-------- Records shown
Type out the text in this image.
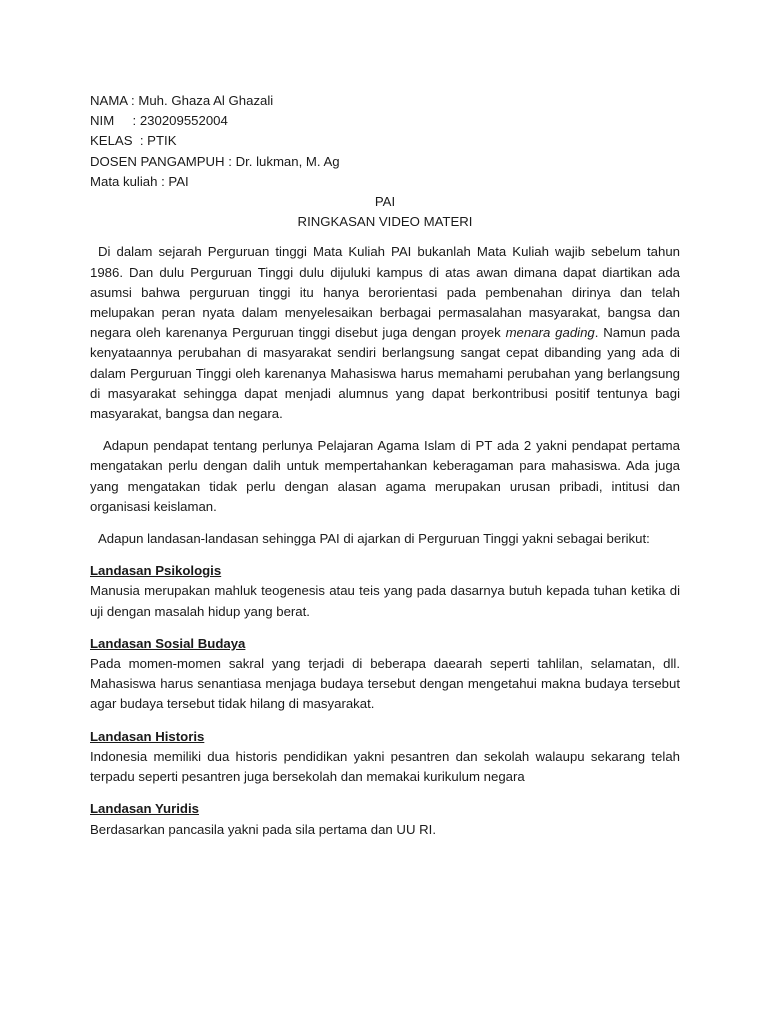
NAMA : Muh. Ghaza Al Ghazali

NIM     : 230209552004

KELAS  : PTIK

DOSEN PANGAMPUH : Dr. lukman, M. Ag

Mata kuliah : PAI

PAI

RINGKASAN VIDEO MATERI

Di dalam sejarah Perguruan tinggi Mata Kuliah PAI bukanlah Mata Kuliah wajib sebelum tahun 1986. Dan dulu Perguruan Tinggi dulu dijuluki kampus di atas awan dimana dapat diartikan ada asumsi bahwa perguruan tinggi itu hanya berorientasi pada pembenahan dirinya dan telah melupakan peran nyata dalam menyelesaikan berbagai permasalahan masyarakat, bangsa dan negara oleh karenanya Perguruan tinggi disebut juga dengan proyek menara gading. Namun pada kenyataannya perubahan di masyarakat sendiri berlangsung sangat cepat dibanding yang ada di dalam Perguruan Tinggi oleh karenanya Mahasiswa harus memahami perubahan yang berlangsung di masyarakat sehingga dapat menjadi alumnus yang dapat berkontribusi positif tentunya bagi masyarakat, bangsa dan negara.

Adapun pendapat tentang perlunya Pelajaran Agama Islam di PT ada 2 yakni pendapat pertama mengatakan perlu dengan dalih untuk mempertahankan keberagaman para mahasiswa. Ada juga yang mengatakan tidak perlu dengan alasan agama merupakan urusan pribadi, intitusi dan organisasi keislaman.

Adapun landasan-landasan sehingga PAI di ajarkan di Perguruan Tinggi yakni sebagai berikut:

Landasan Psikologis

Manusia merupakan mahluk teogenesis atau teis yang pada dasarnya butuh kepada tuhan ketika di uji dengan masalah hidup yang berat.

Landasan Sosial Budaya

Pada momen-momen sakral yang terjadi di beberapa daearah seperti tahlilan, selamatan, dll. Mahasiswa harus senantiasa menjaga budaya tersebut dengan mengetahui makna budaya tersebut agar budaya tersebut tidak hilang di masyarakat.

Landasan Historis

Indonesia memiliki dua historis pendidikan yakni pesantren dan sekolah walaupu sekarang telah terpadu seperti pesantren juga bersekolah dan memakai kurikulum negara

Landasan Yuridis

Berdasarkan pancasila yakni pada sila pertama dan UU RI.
----------------
[Work item] Your answer must be an exact copy of the records above, with no pictures included.

[Written solution]
Type out the text in this image.
NAMA : Muh. Ghaza Al Ghazali

NIM     : 230209552004

KELAS  : PTIK

DOSEN PANGAMPUH : Dr. lukman, M. Ag

Mata kuliah : PAI

PAI

RINGKASAN VIDEO MATERI

Di dalam sejarah Perguruan tinggi Mata Kuliah PAI bukanlah Mata Kuliah wajib sebelum tahun 1986. Dan dulu Perguruan Tinggi dulu dijuluki kampus di atas awan dimana dapat diartikan ada asumsi bahwa perguruan tinggi itu hanya berorientasi pada pembenahan dirinya dan telah melupakan peran nyata dalam menyelesaikan berbagai permasalahan masyarakat, bangsa dan negara oleh karenanya Perguruan tinggi disebut juga dengan proyek menara gading. Namun pada kenyataannya perubahan di masyarakat sendiri berlangsung sangat cepat dibanding yang ada di dalam Perguruan Tinggi oleh karenanya Mahasiswa harus memahami perubahan yang berlangsung di masyarakat sehingga dapat menjadi alumnus yang dapat berkontribusi positif tentunya bagi masyarakat, bangsa dan negara.

Adapun pendapat tentang perlunya Pelajaran Agama Islam di PT ada 2 yakni pendapat pertama mengatakan perlu dengan dalih untuk mempertahankan keberagaman para mahasiswa. Ada juga yang mengatakan tidak perlu dengan alasan agama merupakan urusan pribadi, intitusi dan organisasi keislaman.

Adapun landasan-landasan sehingga PAI di ajarkan di Perguruan Tinggi yakni sebagai berikut:

Landasan Psikologis

Manusia merupakan mahluk teogenesis atau teis yang pada dasarnya butuh kepada tuhan ketika di uji dengan masalah hidup yang berat.

Landasan Sosial Budaya

Pada momen-momen sakral yang terjadi di beberapa daearah seperti tahlilan, selamatan, dll. Mahasiswa harus senantiasa menjaga budaya tersebut dengan mengetahui makna budaya tersebut agar budaya tersebut tidak hilang di masyarakat.

Landasan Historis

Indonesia memiliki dua historis pendidikan yakni pesantren dan sekolah walaupu sekarang telah terpadu seperti pesantren juga bersekolah dan memakai kurikulum negara

Landasan Yuridis

Berdasarkan pancasila yakni pada sila pertama dan UU RI.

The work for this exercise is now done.